Exercise description:
Extract all of the data and reproduce it precisely.

Task inputs:
★ ★ ★ ★ ★ ★ ★
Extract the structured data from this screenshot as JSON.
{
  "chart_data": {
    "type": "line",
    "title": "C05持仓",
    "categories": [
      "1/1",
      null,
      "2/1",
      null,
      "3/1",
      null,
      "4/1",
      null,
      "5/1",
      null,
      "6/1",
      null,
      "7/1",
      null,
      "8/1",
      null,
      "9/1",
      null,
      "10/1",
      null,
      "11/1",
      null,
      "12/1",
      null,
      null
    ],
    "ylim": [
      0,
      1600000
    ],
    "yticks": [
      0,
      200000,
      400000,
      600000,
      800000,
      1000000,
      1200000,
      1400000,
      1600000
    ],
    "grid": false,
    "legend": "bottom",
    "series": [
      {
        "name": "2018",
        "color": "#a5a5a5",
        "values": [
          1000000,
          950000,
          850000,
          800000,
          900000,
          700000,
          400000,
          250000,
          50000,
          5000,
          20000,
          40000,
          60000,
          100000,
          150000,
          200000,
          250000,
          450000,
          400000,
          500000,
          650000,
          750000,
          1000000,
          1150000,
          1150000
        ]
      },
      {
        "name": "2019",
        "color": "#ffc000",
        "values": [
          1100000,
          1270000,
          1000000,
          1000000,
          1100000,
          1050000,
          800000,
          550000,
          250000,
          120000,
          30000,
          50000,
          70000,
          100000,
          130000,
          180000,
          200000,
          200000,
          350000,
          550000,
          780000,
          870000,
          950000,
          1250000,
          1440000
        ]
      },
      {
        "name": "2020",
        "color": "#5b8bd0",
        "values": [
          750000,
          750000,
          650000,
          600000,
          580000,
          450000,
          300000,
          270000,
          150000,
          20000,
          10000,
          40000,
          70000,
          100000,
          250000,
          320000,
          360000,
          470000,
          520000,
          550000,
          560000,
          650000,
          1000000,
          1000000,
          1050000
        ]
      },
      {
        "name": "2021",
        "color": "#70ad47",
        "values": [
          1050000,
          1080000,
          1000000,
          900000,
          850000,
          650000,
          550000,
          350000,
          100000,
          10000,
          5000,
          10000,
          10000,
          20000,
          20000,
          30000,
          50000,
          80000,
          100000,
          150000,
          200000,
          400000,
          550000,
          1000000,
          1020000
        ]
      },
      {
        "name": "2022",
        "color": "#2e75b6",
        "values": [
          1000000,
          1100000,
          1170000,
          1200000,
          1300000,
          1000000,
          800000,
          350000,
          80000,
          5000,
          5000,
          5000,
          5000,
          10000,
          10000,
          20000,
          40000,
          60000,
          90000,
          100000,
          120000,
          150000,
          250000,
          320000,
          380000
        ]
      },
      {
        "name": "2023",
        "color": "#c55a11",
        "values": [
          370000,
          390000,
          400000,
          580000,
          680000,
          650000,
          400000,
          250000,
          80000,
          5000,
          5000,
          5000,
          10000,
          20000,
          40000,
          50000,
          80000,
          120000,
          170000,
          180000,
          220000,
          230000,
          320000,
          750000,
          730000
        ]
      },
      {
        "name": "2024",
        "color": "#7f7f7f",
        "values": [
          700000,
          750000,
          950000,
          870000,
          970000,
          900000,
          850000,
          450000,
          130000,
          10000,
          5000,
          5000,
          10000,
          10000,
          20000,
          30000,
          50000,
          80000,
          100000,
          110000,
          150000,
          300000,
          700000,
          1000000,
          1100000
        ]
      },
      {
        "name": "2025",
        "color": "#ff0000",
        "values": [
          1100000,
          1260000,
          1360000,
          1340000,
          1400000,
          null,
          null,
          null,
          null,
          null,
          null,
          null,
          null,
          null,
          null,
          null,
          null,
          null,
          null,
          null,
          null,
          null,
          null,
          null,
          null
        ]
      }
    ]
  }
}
★ ★ ★ ★ ★ ★ ★
Completed task:
Extract the structured data from this screenshot as JSON.
{
  "chart_data": {
    "type": "line",
    "title": "C05持仓",
    "categories": [
      "1/1",
      null,
      "2/1",
      null,
      "3/1",
      null,
      "4/1",
      null,
      "5/1",
      null,
      "6/1",
      null,
      "7/1",
      null,
      "8/1",
      null,
      "9/1",
      null,
      "10/1",
      null,
      "11/1",
      null,
      "12/1",
      null,
      null
    ],
    "ylim": [
      0,
      1600000
    ],
    "yticks": [
      0,
      200000,
      400000,
      600000,
      800000,
      1000000,
      1200000,
      1400000,
      1600000
    ],
    "grid": false,
    "legend": "bottom",
    "series": [
      {
        "name": "2018",
        "color": "#a5a5a5",
        "values": [
          1000000,
          950000,
          850000,
          800000,
          900000,
          700000,
          400000,
          250000,
          50000,
          5000,
          20000,
          40000,
          60000,
          100000,
          150000,
          200000,
          250000,
          450000,
          400000,
          500000,
          650000,
          750000,
          1000000,
          1150000,
          1150000
        ]
      },
      {
        "name": "2019",
        "color": "#ffc000",
        "values": [
          1100000,
          1270000,
          1000000,
          1000000,
          1100000,
          1050000,
          800000,
          550000,
          250000,
          120000,
          30000,
          50000,
          70000,
          100000,
          130000,
          180000,
          200000,
          200000,
          350000,
          550000,
          780000,
          870000,
          950000,
          1250000,
          1440000
        ]
      },
      {
        "name": "2020",
        "color": "#5b8bd0",
        "values": [
          750000,
          750000,
          650000,
          600000,
          580000,
          450000,
          300000,
          270000,
          150000,
          20000,
          10000,
          40000,
          70000,
          100000,
          250000,
          320000,
          360000,
          470000,
          520000,
          550000,
          560000,
          650000,
          1000000,
          1000000,
          1050000
        ]
      },
      {
        "name": "2021",
        "color": "#70ad47",
        "values": [
          1050000,
          1080000,
          1000000,
          900000,
          850000,
          650000,
          550000,
          350000,
          100000,
          10000,
          5000,
          10000,
          10000,
          20000,
          20000,
          30000,
          50000,
          80000,
          100000,
          150000,
          200000,
          400000,
          550000,
          1000000,
          1020000
        ]
      },
      {
        "name": "2022",
        "color": "#2e75b6",
        "values": [
          1000000,
          1100000,
          1170000,
          1200000,
          1300000,
          1000000,
          800000,
          350000,
          80000,
          5000,
          5000,
          5000,
          5000,
          10000,
          10000,
          20000,
          40000,
          60000,
          90000,
          100000,
          120000,
          150000,
          250000,
          320000,
          380000
        ]
      },
      {
        "name": "2023",
        "color": "#c55a11",
        "values": [
          370000,
          390000,
          400000,
          580000,
          680000,
          650000,
          400000,
          250000,
          80000,
          5000,
          5000,
          5000,
          10000,
          20000,
          40000,
          50000,
          80000,
          120000,
          170000,
          180000,
          220000,
          230000,
          320000,
          750000,
          730000
        ]
      },
      {
        "name": "2024",
        "color": "#7f7f7f",
        "values": [
          700000,
          750000,
          950000,
          870000,
          970000,
          900000,
          850000,
          450000,
          130000,
          10000,
          5000,
          5000,
          10000,
          10000,
          20000,
          30000,
          50000,
          80000,
          100000,
          110000,
          150000,
          300000,
          700000,
          1000000,
          1100000
        ]
      },
      {
        "name": "2025",
        "color": "#ff0000",
        "values": [
          1100000,
          1260000,
          1360000,
          1340000,
          1400000,
          null,
          null,
          null,
          null,
          null,
          null,
          null,
          null,
          null,
          null,
          null,
          null,
          null,
          null,
          null,
          null,
          null,
          null,
          null,
          null
        ]
      }
    ]
  }
}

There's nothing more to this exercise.